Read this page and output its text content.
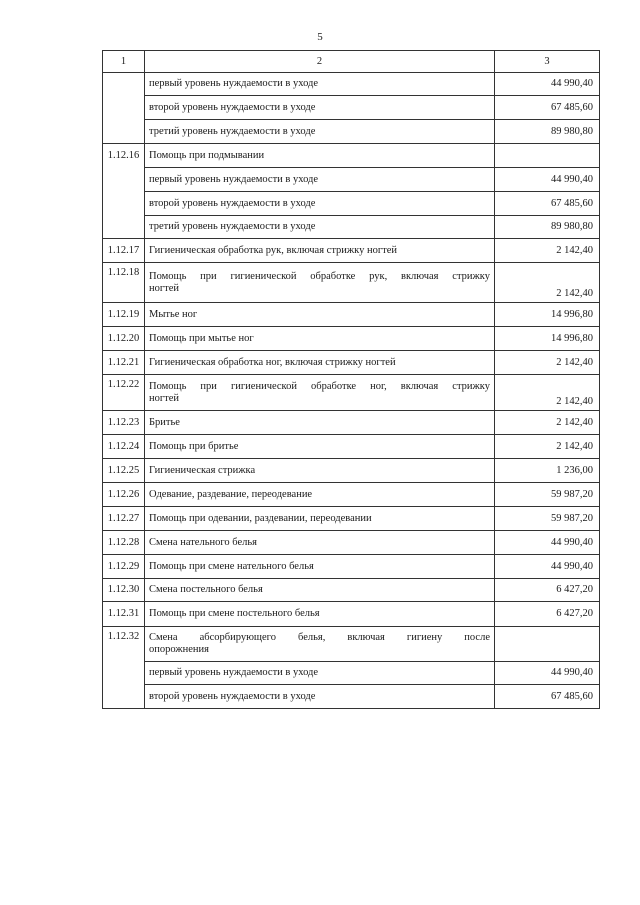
5
1	2	3
	первый уровень нуждаемости в уходе	44 990,40
	второй уровень нуждаемости в уходе	67 485,60
	третий уровень нуждаемости в уходе	89 980,80
1.12.16	Помощь при подмывании	
	первый уровень нуждаемости в уходе	44 990,40
	второй уровень нуждаемости в уходе	67 485,60
	третий уровень нуждаемости в уходе	89 980,80
1.12.17	Гигиеническая обработка рук, включая стрижку ногтей	2 142,40
1.12.18	Помощь при гигиенической обработке рук, включая стрижку
ногтей	2 142,40
1.12.19	Мытье ног	14 996,80
1.12.20	Помощь при мытье ног	14 996,80
1.12.21	Гигиеническая обработка ног, включая стрижку ногтей	2 142,40
1.12.22	Помощь при гигиенической обработке ног, включая стрижку
ногтей	2 142,40
1.12.23	Бритье	2 142,40
1.12.24	Помощь при бритье	2 142,40
1.12.25	Гигиеническая стрижка	1 236,00
1.12.26	Одевание, раздевание, переодевание	59 987,20
1.12.27	Помощь при одевании, раздевании, переодевании	59 987,20
1.12.28	Смена нательного белья	44 990,40
1.12.29	Помощь при смене нательного белья	44 990,40
1.12.30	Смена постельного белья	6 427,20
1.12.31	Помощь при смене постельного белья	6 427,20
1.12.32	Смена абсорбирующего белья, включая гигиену после
опорожнения	

	первый уровень нуждаемости в уходе	44 990,40
	второй уровень нуждаемости в уходе	67 485,60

> _What is expected_:
Your answer should be a single number: the count of lines that contain "стрижку".

> _Exercise answer_:
4